[INPUT ROWS]
☆ ☆ ☆ ☆ ☆ ☆ ☆

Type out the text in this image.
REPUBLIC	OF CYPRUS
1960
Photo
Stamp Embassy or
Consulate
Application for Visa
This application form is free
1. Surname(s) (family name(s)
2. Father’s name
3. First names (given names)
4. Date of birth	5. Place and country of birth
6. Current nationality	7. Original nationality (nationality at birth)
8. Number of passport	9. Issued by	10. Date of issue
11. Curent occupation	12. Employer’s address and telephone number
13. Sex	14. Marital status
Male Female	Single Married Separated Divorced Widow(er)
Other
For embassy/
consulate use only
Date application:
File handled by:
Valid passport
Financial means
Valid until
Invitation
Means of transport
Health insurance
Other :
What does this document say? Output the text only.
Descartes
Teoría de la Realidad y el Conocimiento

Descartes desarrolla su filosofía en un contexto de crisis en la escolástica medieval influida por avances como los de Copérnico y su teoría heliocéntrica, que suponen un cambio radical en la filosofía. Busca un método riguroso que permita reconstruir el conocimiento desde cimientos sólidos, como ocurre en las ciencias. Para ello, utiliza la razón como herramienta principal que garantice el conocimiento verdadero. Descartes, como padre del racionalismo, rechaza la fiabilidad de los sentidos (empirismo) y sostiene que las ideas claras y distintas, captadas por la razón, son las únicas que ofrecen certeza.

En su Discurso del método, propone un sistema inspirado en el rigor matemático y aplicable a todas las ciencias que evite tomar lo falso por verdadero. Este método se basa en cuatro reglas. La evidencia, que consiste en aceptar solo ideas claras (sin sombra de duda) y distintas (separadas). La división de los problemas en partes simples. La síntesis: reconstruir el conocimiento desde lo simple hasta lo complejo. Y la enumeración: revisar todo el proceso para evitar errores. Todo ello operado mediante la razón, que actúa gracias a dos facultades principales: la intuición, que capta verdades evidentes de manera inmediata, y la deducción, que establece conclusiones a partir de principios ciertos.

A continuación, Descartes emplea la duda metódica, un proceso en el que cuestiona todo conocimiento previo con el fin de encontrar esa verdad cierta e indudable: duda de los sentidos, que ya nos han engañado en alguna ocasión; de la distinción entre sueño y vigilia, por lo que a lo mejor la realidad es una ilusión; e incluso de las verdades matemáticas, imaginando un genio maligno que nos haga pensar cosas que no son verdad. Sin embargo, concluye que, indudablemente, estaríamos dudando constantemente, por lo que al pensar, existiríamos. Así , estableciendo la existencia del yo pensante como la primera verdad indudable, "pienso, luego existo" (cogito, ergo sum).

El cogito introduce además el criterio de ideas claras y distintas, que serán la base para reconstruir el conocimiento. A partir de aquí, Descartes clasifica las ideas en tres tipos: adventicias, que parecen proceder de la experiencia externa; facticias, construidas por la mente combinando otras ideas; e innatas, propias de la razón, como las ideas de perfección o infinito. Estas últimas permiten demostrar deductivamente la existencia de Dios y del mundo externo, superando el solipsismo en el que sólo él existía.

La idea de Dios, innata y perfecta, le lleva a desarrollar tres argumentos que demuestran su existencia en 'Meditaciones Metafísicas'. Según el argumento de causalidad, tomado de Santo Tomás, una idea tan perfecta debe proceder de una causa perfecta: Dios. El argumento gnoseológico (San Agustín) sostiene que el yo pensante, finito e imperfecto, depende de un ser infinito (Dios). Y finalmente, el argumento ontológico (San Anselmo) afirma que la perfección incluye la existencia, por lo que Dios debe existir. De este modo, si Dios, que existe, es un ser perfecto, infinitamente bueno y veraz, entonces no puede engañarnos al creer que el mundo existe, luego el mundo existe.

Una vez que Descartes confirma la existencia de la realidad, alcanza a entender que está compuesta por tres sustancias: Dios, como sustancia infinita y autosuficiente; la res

☆ ☆ ☆ ☆ ☆ ☆ ☆

[AIM OF THE EXERCISE] Please reproduce each line exactly as written.

[RESPONSE]
Type out the text in this image.
REPUBLIC	OF CYPRUS
1960
Photo
Stamp Embassy or
Consulate
Application for Visa
This application form is free
1. Surname(s) (family name(s)
2. Father’s name
3. First names (given names)
4. Date of birth	5. Place and country of birth
6. Current nationality	7. Original nationality (nationality at birth)
8. Number of passport	9. Issued by	10. Date of issue
11. Curent occupation	12. Employer’s address and telephone number
13. Sex	14. Marital status
Male Female	Single Married Separated Divorced Widow(er)
Other
For embassy/
consulate use only
Date application:
File handled by:
Valid passport
Financial means
Valid until
Invitation
Means of transport
Health insurance
Other :
What does this document say? Output the text only.
Descartes
Teoría de la Realidad y el Conocimiento

Descartes desarrolla su filosofía en un contexto de crisis en la escolástica medieval influida por avances como los de Copérnico y su teoría heliocéntrica, que suponen un cambio radical en la filosofía. Busca un método riguroso que permita reconstruir el conocimiento desde cimientos sólidos, como ocurre en las ciencias. Para ello, utiliza la razón como herramienta principal que garantice el conocimiento verdadero. Descartes, como padre del racionalismo, rechaza la fiabilidad de los sentidos (empirismo) y sostiene que las ideas claras y distintas, captadas por la razón, son las únicas que ofrecen certeza.

En su Discurso del método, propone un sistema inspirado en el rigor matemático y aplicable a todas las ciencias que evite tomar lo falso por verdadero. Este método se basa en cuatro reglas. La evidencia, que consiste en aceptar solo ideas claras (sin sombra de duda) y distintas (separadas). La división de los problemas en partes simples. La síntesis: reconstruir el conocimiento desde lo simple hasta lo complejo. Y la enumeración: revisar todo el proceso para evitar errores. Todo ello operado mediante la razón, que actúa gracias a dos facultades principales: la intuición, que capta verdades evidentes de manera inmediata, y la deducción, que establece conclusiones a partir de principios ciertos.

A continuación, Descartes emplea la duda metódica, un proceso en el que cuestiona todo conocimiento previo con el fin de encontrar esa verdad cierta e indudable: duda de los sentidos, que ya nos han engañado en alguna ocasión; de la distinción entre sueño y vigilia, por lo que a lo mejor la realidad es una ilusión; e incluso de las verdades matemáticas, imaginando un genio maligno que nos haga pensar cosas que no son verdad. Sin embargo, concluye que, indudablemente, estaríamos dudando constantemente, por lo que al pensar, existiríamos. Así , estableciendo la existencia del yo pensante como la primera verdad indudable, "pienso, luego existo" (cogito, ergo sum).

El cogito introduce además el criterio de ideas claras y distintas, que serán la base para reconstruir el conocimiento. A partir de aquí, Descartes clasifica las ideas en tres tipos: adventicias, que parecen proceder de la experiencia externa; facticias, construidas por la mente combinando otras ideas; e innatas, propias de la razón, como las ideas de perfección o infinito. Estas últimas permiten demostrar deductivamente la existencia de Dios y del mundo externo, superando el solipsismo en el que sólo él existía.

La idea de Dios, innata y perfecta, le lleva a desarrollar tres argumentos que demuestran su existencia en 'Meditaciones Metafísicas'. Según el argumento de causalidad, tomado de Santo Tomás, una idea tan perfecta debe proceder de una causa perfecta: Dios. El argumento gnoseológico (San Agustín) sostiene que el yo pensante, finito e imperfecto, depende de un ser infinito (Dios). Y finalmente, el argumento ontológico (San Anselmo) afirma que la perfección incluye la existencia, por lo que Dios debe existir. De este modo, si Dios, que existe, es un ser perfecto, infinitamente bueno y veraz, entonces no puede engañarnos al creer que el mundo existe, luego el mundo existe.

Una vez que Descartes confirma la existencia de la realidad, alcanza a entender que está compuesta por tres sustancias: Dios, como sustancia infinita y autosuficiente; la res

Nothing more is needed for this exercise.